_Set task_. Exactly how many lines have the word "this"? Answer with the bare number.

_Given data_.

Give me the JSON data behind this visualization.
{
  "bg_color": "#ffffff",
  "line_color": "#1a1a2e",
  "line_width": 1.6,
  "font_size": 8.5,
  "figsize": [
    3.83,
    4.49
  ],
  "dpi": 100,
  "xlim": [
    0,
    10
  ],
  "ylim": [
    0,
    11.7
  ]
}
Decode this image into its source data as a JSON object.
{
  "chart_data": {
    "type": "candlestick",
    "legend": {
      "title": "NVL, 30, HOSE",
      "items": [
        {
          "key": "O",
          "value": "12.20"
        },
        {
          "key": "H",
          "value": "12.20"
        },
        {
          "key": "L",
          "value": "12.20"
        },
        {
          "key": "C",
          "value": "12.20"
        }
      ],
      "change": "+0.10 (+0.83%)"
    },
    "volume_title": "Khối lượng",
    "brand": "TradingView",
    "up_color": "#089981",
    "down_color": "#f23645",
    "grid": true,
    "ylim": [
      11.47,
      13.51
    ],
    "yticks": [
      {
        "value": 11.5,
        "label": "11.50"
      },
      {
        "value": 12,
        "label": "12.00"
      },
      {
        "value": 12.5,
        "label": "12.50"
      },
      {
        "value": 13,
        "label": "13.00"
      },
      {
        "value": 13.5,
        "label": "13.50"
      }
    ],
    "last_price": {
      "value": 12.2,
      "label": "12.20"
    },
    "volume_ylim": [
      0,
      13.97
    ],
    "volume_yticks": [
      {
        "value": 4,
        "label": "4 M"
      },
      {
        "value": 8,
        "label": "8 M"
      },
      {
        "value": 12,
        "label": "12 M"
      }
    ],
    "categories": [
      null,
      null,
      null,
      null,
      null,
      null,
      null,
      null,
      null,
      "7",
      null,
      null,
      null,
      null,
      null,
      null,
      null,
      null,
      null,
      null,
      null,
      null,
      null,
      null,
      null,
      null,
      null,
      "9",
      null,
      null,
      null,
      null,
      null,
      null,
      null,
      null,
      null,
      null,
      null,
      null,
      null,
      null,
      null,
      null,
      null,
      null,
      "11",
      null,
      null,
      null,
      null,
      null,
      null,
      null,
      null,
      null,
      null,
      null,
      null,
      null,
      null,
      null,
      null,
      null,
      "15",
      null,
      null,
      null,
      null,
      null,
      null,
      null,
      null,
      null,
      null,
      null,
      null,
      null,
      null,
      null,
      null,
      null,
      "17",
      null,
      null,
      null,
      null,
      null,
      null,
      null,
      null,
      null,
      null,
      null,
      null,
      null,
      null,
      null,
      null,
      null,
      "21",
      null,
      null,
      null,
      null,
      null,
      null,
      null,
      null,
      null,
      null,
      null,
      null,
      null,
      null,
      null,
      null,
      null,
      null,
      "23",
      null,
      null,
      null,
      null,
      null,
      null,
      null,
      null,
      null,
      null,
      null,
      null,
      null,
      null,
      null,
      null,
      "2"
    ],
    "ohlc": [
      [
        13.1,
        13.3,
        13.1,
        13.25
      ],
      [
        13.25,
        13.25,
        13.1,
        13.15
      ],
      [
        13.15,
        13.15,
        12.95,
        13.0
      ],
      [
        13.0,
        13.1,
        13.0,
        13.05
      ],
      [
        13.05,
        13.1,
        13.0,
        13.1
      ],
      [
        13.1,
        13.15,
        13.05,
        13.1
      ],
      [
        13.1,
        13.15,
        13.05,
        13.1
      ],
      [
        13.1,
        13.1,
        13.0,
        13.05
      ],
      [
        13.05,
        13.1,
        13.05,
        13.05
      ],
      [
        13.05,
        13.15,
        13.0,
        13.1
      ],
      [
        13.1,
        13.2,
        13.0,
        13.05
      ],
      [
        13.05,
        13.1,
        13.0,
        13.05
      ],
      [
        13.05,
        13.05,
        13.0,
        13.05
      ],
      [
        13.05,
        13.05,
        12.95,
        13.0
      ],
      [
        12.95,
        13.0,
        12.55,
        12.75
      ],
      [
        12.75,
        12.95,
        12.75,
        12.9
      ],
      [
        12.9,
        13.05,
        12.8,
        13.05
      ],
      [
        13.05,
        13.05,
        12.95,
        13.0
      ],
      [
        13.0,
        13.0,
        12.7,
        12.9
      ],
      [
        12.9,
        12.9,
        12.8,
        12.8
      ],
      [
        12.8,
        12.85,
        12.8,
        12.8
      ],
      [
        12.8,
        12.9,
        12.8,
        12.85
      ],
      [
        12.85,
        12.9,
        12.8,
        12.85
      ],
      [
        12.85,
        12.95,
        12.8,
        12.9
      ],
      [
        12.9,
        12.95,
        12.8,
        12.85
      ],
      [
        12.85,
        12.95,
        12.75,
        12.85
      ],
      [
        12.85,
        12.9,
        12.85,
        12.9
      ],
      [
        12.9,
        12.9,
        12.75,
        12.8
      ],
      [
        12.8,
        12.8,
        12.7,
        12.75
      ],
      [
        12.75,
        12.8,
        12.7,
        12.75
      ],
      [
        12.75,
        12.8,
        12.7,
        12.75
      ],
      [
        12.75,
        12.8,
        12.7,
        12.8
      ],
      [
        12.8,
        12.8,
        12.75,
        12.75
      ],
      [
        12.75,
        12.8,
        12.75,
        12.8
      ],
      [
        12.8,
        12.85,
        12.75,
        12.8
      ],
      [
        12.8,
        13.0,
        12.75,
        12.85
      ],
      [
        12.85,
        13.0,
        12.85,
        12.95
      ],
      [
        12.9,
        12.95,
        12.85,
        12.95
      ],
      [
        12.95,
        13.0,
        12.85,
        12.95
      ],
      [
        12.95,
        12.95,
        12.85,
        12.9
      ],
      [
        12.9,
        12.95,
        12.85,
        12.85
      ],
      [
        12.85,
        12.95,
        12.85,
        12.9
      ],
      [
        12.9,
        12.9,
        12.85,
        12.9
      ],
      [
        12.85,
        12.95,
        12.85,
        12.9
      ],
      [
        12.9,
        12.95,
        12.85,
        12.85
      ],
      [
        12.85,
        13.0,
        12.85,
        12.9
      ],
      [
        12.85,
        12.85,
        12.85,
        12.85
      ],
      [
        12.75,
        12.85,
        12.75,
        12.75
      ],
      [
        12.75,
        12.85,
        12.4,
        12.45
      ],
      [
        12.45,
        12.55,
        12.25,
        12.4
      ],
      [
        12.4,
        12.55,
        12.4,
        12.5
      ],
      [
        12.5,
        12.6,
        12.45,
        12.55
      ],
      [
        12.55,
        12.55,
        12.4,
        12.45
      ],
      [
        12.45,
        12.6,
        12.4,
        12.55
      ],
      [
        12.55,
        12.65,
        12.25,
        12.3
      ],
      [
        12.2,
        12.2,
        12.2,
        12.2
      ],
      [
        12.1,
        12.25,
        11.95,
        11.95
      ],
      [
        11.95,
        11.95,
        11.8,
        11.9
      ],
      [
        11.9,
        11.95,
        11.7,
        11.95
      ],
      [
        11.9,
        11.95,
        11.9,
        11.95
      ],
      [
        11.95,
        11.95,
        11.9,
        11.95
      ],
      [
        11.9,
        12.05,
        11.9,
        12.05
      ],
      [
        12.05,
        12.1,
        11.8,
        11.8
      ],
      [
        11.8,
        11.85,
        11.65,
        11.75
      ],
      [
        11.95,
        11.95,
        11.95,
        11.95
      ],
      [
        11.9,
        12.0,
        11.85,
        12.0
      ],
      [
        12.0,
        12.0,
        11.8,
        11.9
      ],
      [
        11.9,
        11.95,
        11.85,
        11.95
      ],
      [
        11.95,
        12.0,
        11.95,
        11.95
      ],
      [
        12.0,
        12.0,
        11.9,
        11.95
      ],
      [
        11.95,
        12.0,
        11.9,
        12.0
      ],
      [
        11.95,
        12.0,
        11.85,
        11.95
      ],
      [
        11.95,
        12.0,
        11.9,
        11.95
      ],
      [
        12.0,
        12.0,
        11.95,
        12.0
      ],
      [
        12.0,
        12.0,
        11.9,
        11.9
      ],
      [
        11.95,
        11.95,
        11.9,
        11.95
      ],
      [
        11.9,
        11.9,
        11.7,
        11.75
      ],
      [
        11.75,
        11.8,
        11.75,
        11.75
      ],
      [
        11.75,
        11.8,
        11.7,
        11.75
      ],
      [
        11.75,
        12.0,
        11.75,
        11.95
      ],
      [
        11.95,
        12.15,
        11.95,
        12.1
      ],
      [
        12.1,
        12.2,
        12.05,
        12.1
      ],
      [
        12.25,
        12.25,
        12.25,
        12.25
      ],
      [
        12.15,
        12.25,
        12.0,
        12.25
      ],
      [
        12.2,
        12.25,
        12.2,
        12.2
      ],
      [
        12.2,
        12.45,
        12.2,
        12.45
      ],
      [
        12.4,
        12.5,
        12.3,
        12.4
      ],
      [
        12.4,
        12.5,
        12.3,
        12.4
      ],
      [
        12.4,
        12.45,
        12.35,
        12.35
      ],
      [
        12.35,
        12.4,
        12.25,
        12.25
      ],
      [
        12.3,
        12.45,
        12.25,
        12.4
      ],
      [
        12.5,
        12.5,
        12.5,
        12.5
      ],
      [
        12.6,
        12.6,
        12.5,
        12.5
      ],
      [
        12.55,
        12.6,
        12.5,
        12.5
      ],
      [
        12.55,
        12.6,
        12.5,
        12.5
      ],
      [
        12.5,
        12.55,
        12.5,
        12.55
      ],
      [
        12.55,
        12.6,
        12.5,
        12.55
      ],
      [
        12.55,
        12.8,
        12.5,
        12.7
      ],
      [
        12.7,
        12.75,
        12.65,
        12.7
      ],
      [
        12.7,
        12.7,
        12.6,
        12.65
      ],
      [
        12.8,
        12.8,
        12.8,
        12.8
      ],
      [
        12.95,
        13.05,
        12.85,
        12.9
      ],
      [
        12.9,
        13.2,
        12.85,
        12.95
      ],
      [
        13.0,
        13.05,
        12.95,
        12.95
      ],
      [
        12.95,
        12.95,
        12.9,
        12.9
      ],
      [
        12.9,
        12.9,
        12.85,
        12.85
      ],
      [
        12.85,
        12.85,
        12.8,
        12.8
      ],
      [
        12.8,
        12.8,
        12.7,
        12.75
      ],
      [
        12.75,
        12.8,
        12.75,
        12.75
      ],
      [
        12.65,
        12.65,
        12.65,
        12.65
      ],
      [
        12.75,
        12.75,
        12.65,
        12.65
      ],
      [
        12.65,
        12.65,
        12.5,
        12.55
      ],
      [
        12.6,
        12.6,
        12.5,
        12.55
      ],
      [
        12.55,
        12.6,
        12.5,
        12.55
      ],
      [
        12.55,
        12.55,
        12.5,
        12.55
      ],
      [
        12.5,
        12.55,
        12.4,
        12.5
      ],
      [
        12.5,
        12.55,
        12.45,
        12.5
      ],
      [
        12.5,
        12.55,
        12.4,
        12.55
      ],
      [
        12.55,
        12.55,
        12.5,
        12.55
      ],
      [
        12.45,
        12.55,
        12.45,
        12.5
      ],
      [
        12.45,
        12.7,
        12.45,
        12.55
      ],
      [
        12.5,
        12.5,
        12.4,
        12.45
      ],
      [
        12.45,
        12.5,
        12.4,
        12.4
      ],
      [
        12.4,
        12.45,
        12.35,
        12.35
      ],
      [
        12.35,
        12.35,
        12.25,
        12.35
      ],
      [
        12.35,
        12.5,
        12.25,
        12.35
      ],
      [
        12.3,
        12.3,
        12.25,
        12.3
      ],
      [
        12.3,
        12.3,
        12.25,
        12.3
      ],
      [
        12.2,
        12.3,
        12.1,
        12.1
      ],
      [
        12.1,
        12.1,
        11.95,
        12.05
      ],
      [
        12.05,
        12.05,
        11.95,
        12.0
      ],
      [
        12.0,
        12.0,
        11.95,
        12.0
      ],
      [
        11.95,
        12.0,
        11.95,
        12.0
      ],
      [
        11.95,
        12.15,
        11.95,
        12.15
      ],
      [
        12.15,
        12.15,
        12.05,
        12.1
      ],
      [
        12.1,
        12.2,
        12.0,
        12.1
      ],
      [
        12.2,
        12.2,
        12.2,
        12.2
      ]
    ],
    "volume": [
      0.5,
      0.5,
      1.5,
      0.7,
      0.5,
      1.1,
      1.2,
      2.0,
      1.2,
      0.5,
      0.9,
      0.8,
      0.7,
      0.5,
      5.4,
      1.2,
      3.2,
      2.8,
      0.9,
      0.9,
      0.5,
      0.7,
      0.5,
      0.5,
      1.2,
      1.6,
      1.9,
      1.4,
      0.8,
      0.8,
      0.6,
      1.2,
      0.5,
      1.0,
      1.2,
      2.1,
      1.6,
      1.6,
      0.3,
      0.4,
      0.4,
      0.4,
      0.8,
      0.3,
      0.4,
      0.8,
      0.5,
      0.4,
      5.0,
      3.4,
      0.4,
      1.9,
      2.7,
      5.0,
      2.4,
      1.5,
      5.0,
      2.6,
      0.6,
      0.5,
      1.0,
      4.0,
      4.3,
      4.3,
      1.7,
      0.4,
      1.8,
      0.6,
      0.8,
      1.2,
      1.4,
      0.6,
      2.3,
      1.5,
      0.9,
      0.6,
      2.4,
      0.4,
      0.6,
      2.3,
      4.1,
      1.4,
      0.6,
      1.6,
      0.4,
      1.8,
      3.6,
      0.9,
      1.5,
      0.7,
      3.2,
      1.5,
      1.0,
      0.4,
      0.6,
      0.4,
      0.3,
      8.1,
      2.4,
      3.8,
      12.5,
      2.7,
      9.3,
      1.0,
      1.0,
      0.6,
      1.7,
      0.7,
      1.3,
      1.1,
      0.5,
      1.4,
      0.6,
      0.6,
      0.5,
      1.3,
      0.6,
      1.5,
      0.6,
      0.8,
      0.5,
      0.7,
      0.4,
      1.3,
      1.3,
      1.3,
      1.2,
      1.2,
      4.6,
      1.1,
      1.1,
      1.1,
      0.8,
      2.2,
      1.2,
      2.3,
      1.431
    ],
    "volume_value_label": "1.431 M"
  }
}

_Result_. 2